[Stored data]
-----
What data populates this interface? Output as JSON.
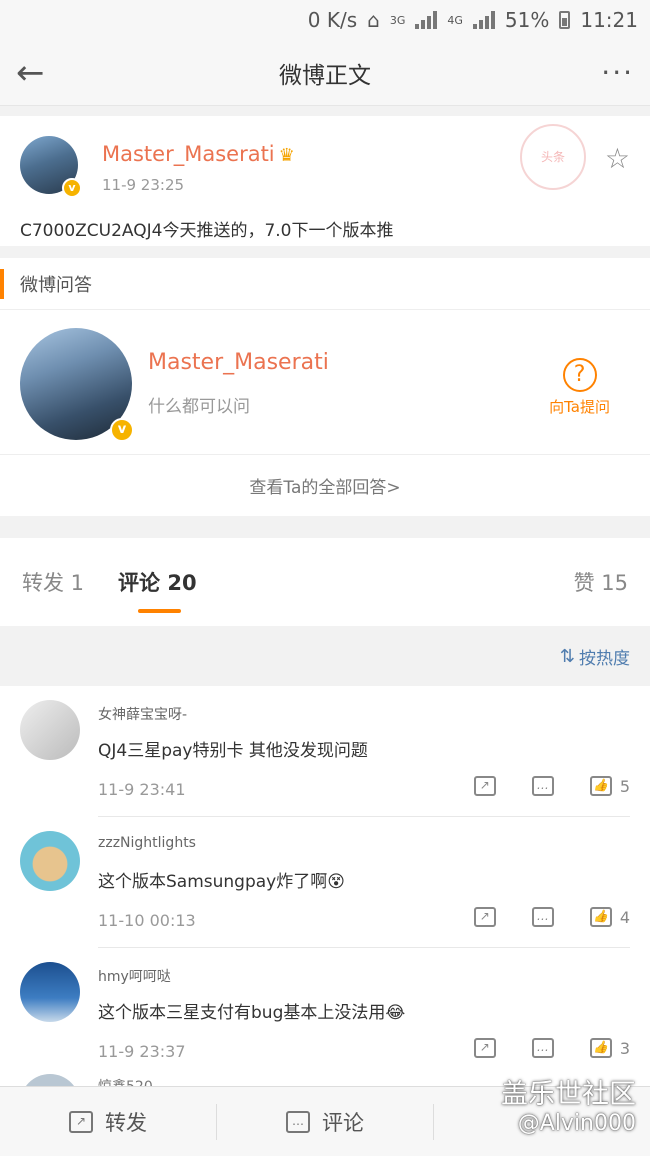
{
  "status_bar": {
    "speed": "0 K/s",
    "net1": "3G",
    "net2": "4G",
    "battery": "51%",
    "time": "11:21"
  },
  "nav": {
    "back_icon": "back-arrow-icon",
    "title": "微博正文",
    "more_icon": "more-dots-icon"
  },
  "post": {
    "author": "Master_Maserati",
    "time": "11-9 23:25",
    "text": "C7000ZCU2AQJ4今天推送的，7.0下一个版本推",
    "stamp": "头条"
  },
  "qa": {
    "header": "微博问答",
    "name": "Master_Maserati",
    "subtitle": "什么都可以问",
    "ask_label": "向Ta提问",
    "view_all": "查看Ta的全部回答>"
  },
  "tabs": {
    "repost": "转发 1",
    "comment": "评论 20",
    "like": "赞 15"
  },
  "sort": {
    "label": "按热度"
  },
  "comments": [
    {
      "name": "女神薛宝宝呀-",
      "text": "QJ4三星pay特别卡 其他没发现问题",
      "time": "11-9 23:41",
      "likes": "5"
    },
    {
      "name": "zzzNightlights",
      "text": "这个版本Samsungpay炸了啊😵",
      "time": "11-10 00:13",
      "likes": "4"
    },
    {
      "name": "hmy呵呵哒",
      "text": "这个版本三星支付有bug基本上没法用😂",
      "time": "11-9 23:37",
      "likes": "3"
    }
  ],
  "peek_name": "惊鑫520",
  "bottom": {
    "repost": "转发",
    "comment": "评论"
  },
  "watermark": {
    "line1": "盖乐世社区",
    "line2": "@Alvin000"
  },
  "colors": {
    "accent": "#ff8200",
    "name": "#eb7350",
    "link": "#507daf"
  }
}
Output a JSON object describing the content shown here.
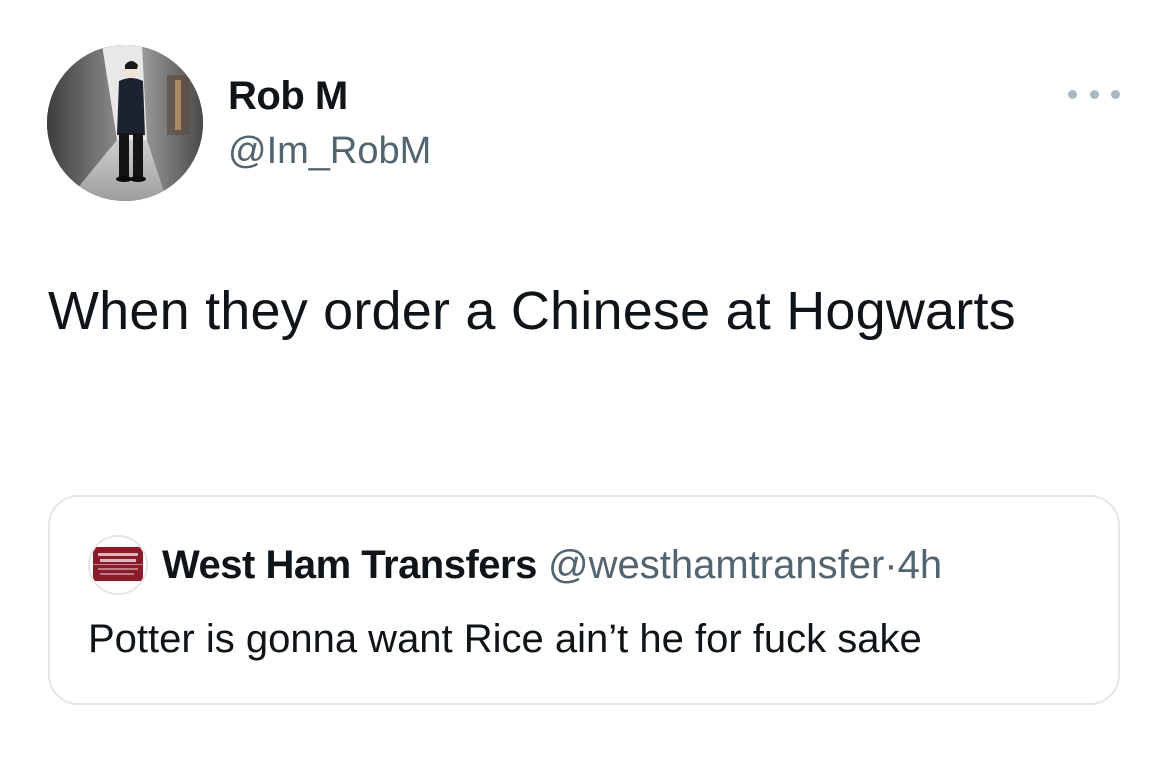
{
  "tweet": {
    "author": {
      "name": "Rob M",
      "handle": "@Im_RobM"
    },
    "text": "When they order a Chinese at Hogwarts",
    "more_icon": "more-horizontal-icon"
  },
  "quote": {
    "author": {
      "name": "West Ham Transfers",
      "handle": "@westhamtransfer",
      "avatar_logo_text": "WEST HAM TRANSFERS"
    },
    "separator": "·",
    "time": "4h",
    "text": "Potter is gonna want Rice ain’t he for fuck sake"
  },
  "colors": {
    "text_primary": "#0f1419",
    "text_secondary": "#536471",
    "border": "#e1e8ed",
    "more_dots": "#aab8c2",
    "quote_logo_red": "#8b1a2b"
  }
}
-----
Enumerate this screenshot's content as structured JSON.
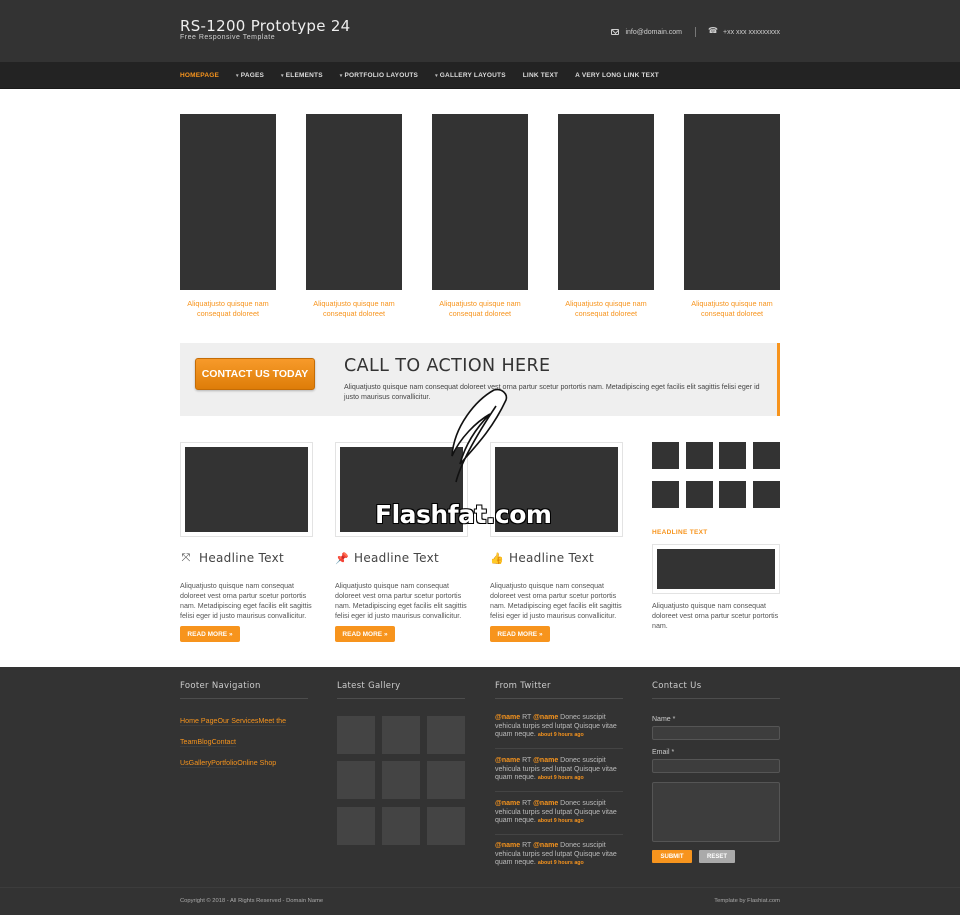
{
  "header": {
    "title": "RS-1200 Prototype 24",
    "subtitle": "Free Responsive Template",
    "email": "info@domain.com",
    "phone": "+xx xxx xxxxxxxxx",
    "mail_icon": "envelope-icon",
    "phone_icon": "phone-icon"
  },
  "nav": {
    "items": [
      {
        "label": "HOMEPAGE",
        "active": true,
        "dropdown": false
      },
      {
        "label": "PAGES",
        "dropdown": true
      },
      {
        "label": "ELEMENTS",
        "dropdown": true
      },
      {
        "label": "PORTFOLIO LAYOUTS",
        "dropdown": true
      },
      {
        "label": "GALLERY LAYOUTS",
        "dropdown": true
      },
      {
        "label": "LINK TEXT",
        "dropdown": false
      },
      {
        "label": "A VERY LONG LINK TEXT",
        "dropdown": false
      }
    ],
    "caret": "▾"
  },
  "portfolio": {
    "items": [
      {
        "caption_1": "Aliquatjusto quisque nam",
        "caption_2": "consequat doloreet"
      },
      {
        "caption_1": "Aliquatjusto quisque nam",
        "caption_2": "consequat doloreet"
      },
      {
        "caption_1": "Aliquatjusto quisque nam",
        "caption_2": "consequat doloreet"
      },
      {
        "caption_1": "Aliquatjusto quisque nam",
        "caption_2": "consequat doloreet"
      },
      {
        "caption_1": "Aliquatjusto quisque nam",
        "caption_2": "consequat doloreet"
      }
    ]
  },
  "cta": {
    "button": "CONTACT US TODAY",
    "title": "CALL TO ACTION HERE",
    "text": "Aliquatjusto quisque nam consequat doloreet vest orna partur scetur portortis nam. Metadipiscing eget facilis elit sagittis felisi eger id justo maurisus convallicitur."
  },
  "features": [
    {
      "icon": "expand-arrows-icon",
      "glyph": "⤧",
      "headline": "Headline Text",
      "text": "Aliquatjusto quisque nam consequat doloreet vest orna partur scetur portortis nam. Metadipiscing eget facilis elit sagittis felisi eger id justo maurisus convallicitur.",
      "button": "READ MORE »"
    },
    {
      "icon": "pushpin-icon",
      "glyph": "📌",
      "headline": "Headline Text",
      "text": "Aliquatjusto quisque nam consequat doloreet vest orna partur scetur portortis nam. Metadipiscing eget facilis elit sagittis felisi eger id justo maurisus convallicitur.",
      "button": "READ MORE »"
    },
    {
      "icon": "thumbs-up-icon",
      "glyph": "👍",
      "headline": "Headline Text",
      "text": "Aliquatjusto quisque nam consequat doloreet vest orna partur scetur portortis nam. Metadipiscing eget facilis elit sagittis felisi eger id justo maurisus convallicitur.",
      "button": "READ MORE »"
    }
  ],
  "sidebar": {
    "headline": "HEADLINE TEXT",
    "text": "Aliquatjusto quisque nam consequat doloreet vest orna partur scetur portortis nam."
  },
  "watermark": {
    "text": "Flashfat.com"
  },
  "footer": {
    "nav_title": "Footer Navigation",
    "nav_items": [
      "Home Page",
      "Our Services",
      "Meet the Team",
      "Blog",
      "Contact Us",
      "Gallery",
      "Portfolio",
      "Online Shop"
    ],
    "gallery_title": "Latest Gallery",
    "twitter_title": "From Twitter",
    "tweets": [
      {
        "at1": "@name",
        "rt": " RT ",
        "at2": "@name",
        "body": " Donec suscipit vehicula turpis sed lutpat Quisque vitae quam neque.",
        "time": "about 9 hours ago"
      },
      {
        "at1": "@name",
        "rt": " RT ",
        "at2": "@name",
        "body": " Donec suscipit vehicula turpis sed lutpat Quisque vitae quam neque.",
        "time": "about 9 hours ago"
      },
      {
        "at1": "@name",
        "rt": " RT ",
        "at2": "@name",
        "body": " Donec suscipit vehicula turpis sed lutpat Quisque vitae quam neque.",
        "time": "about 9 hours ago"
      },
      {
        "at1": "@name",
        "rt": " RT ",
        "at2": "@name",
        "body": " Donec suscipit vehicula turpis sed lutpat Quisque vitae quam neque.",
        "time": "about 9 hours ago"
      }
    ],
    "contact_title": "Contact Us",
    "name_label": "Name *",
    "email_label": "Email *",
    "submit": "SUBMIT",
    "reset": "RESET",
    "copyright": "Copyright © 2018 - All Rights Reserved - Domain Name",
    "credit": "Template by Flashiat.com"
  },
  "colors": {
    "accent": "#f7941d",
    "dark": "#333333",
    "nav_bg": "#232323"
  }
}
-----
[WHAT YOU WILL DO] Among the lines of the data, identify those with the word "handle". Copy each of them.

[WORKED SOLUTION]
      "handle": "@Im_RobM"
      "handle": "@westhamtransfer",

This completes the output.